(Rows from a figure dataset)
--------

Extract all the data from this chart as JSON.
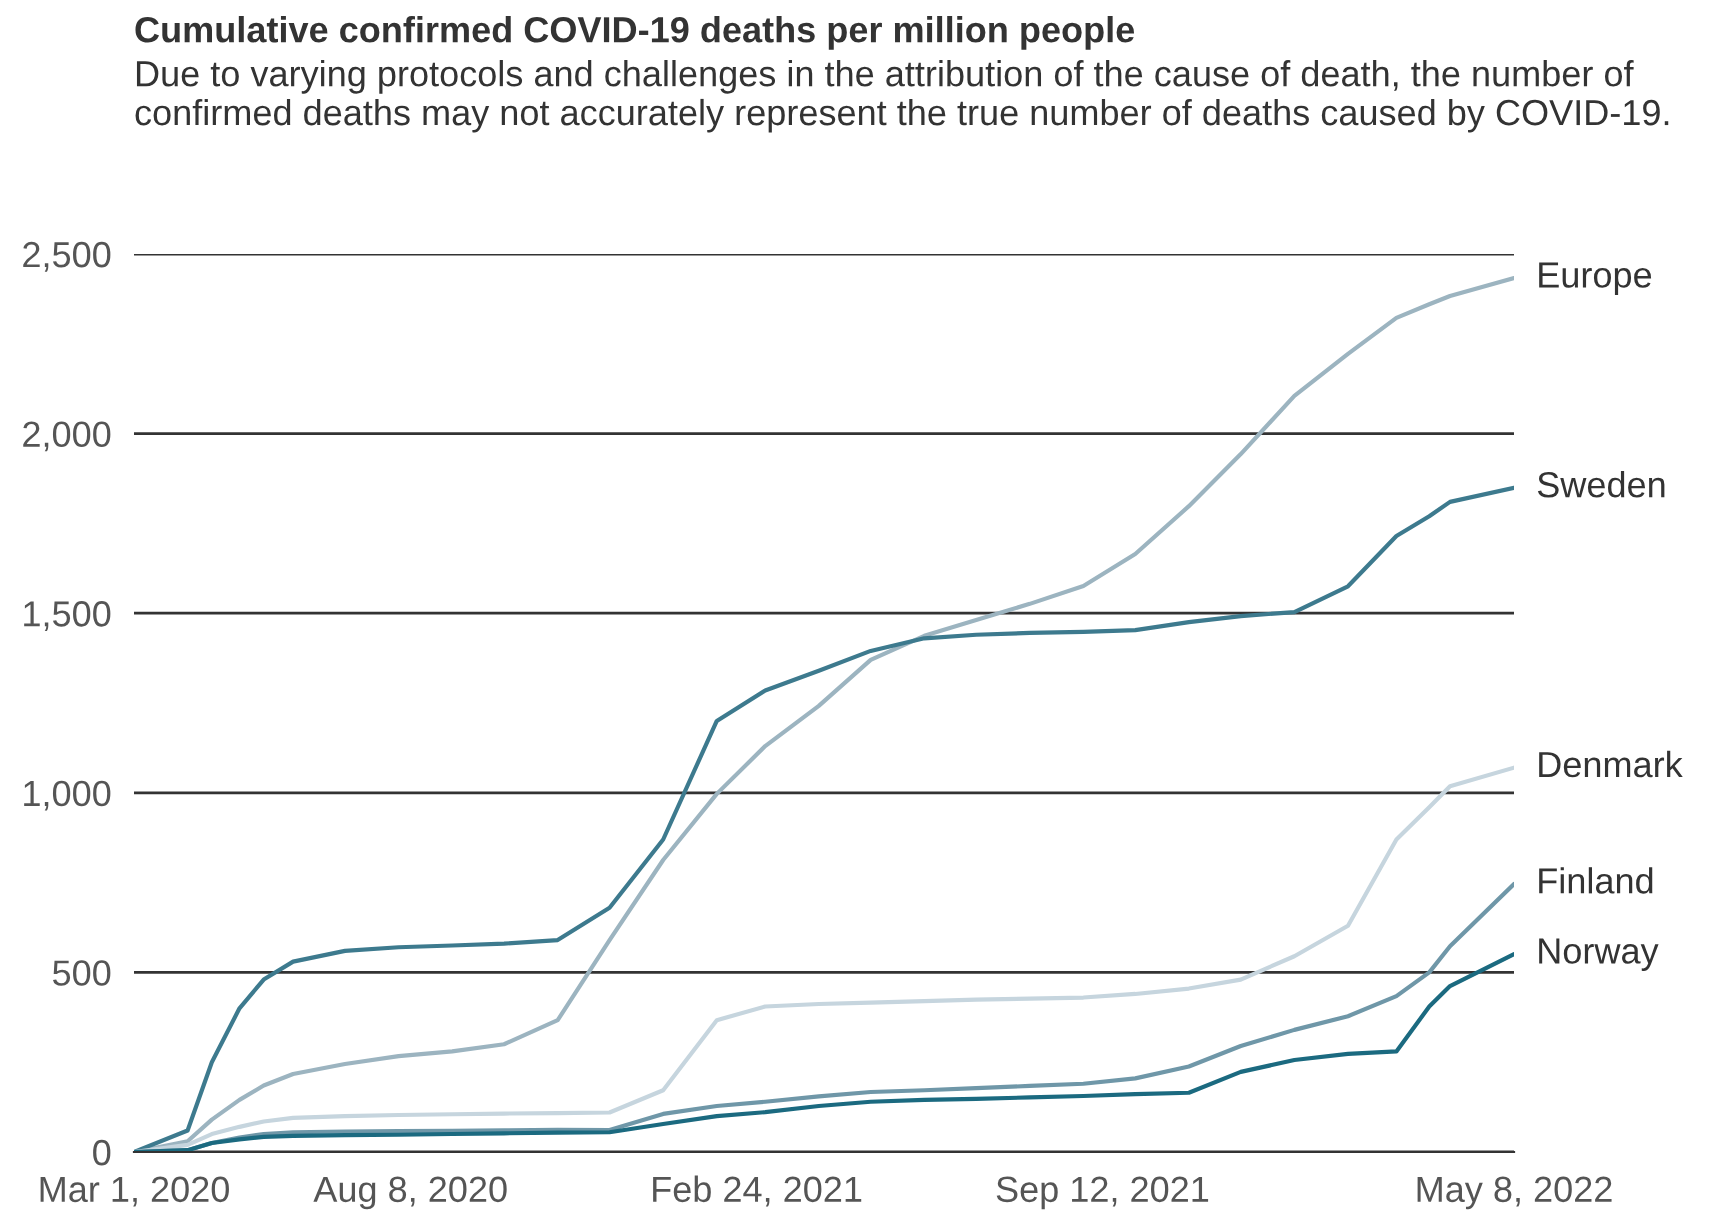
{
  "chart_data": {
    "type": "line",
    "title": "Cumulative confirmed COVID-19 deaths per million people",
    "subtitle": "Due to varying protocols and challenges in the attribution of the cause of death, the number of confirmed deaths may not accurately represent the true number of deaths caused by COVID-19.",
    "x": [
      "2020-03-01",
      "2020-04-01",
      "2020-04-15",
      "2020-05-01",
      "2020-05-15",
      "2020-06-01",
      "2020-07-01",
      "2020-08-01",
      "2020-09-01",
      "2020-10-01",
      "2020-11-01",
      "2020-12-01",
      "2021-01-01",
      "2021-02-01",
      "2021-03-01",
      "2021-04-01",
      "2021-05-01",
      "2021-06-01",
      "2021-07-01",
      "2021-08-01",
      "2021-09-01",
      "2021-10-01",
      "2021-11-01",
      "2021-12-01",
      "2022-01-01",
      "2022-02-01",
      "2022-03-01",
      "2022-03-20",
      "2022-04-01",
      "2022-05-08"
    ],
    "series": [
      {
        "name": "Europe",
        "color": "#9cb4c0",
        "values": [
          0,
          30,
          90,
          145,
          185,
          217,
          245,
          267,
          280,
          300,
          367,
          590,
          813,
          997,
          1130,
          1242,
          1370,
          1437,
          1481,
          1526,
          1576,
          1665,
          1798,
          1943,
          2105,
          2222,
          2322,
          2360,
          2383,
          2433
        ]
      },
      {
        "name": "Sweden",
        "color": "#3d7a8e",
        "values": [
          0,
          60,
          250,
          400,
          480,
          530,
          560,
          570,
          575,
          580,
          590,
          680,
          870,
          1200,
          1285,
          1340,
          1395,
          1430,
          1440,
          1445,
          1448,
          1453,
          1475,
          1492,
          1503,
          1575,
          1715,
          1770,
          1810,
          1849
        ]
      },
      {
        "name": "Denmark",
        "color": "#c6d5de",
        "values": [
          0,
          20,
          50,
          70,
          85,
          95,
          100,
          103,
          105,
          107,
          108,
          110,
          172,
          367,
          405,
          412,
          416,
          420,
          424,
          427,
          430,
          440,
          455,
          480,
          545,
          630,
          870,
          960,
          1018,
          1070
        ]
      },
      {
        "name": "Finland",
        "color": "#6f97a8",
        "values": [
          0,
          5,
          25,
          40,
          50,
          55,
          57,
          58,
          59,
          60,
          62,
          61,
          106,
          128,
          140,
          155,
          167,
          172,
          178,
          184,
          190,
          205,
          238,
          295,
          340,
          378,
          434,
          500,
          573,
          746
        ]
      },
      {
        "name": "Norway",
        "color": "#1b6a80",
        "values": [
          0,
          5,
          25,
          35,
          42,
          45,
          47,
          48,
          50,
          52,
          54,
          55,
          78,
          100,
          111,
          128,
          140,
          145,
          148,
          152,
          156,
          161,
          165,
          223,
          256,
          273,
          280,
          405,
          462,
          551
        ]
      }
    ],
    "xlim": [
      "2020-03-01",
      "2022-05-08"
    ],
    "xticks": [
      {
        "value": "2020-03-01",
        "label": "Mar 1, 2020"
      },
      {
        "value": "2020-08-08",
        "label": "Aug 8, 2020"
      },
      {
        "value": "2021-02-24",
        "label": "Feb 24, 2021"
      },
      {
        "value": "2021-09-12",
        "label": "Sep 12, 2021"
      },
      {
        "value": "2022-05-08",
        "label": "May 8, 2022"
      }
    ],
    "ylim": [
      0,
      2500
    ],
    "yticks": [
      0,
      {
        "value": 500,
        "label": "500"
      },
      {
        "value": 1000,
        "label": "1,000"
      },
      {
        "value": 1500,
        "label": "1,500"
      },
      {
        "value": 2000,
        "label": "2,000"
      },
      {
        "value": 2500,
        "label": "2,500"
      }
    ],
    "grid": "y",
    "legend": false,
    "line_style": "solid",
    "marker": "none"
  }
}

--------

> **Task statement**
The records above must be echoed exactly, minus their pictures.

> **Result of the exercise**
Extract all the data from this chart as JSON.
{
  "chart_data": {
    "type": "line",
    "title": "Cumulative confirmed COVID-19 deaths per million people",
    "subtitle": "Due to varying protocols and challenges in the attribution of the cause of death, the number of confirmed deaths may not accurately represent the true number of deaths caused by COVID-19.",
    "x": [
      "2020-03-01",
      "2020-04-01",
      "2020-04-15",
      "2020-05-01",
      "2020-05-15",
      "2020-06-01",
      "2020-07-01",
      "2020-08-01",
      "2020-09-01",
      "2020-10-01",
      "2020-11-01",
      "2020-12-01",
      "2021-01-01",
      "2021-02-01",
      "2021-03-01",
      "2021-04-01",
      "2021-05-01",
      "2021-06-01",
      "2021-07-01",
      "2021-08-01",
      "2021-09-01",
      "2021-10-01",
      "2021-11-01",
      "2021-12-01",
      "2022-01-01",
      "2022-02-01",
      "2022-03-01",
      "2022-03-20",
      "2022-04-01",
      "2022-05-08"
    ],
    "series": [
      {
        "name": "Europe",
        "color": "#9cb4c0",
        "values": [
          0,
          30,
          90,
          145,
          185,
          217,
          245,
          267,
          280,
          300,
          367,
          590,
          813,
          997,
          1130,
          1242,
          1370,
          1437,
          1481,
          1526,
          1576,
          1665,
          1798,
          1943,
          2105,
          2222,
          2322,
          2360,
          2383,
          2433
        ]
      },
      {
        "name": "Sweden",
        "color": "#3d7a8e",
        "values": [
          0,
          60,
          250,
          400,
          480,
          530,
          560,
          570,
          575,
          580,
          590,
          680,
          870,
          1200,
          1285,
          1340,
          1395,
          1430,
          1440,
          1445,
          1448,
          1453,
          1475,
          1492,
          1503,
          1575,
          1715,
          1770,
          1810,
          1849
        ]
      },
      {
        "name": "Denmark",
        "color": "#c6d5de",
        "values": [
          0,
          20,
          50,
          70,
          85,
          95,
          100,
          103,
          105,
          107,
          108,
          110,
          172,
          367,
          405,
          412,
          416,
          420,
          424,
          427,
          430,
          440,
          455,
          480,
          545,
          630,
          870,
          960,
          1018,
          1070
        ]
      },
      {
        "name": "Finland",
        "color": "#6f97a8",
        "values": [
          0,
          5,
          25,
          40,
          50,
          55,
          57,
          58,
          59,
          60,
          62,
          61,
          106,
          128,
          140,
          155,
          167,
          172,
          178,
          184,
          190,
          205,
          238,
          295,
          340,
          378,
          434,
          500,
          573,
          746
        ]
      },
      {
        "name": "Norway",
        "color": "#1b6a80",
        "values": [
          0,
          5,
          25,
          35,
          42,
          45,
          47,
          48,
          50,
          52,
          54,
          55,
          78,
          100,
          111,
          128,
          140,
          145,
          148,
          152,
          156,
          161,
          165,
          223,
          256,
          273,
          280,
          405,
          462,
          551
        ]
      }
    ],
    "xlim": [
      "2020-03-01",
      "2022-05-08"
    ],
    "xticks": [
      {
        "value": "2020-03-01",
        "label": "Mar 1, 2020"
      },
      {
        "value": "2020-08-08",
        "label": "Aug 8, 2020"
      },
      {
        "value": "2021-02-24",
        "label": "Feb 24, 2021"
      },
      {
        "value": "2021-09-12",
        "label": "Sep 12, 2021"
      },
      {
        "value": "2022-05-08",
        "label": "May 8, 2022"
      }
    ],
    "ylim": [
      0,
      2500
    ],
    "yticks": [
      0,
      {
        "value": 500,
        "label": "500"
      },
      {
        "value": 1000,
        "label": "1,000"
      },
      {
        "value": 1500,
        "label": "1,500"
      },
      {
        "value": 2000,
        "label": "2,000"
      },
      {
        "value": 2500,
        "label": "2,500"
      }
    ],
    "grid": "y",
    "legend": false,
    "line_style": "solid",
    "marker": "none"
  }
}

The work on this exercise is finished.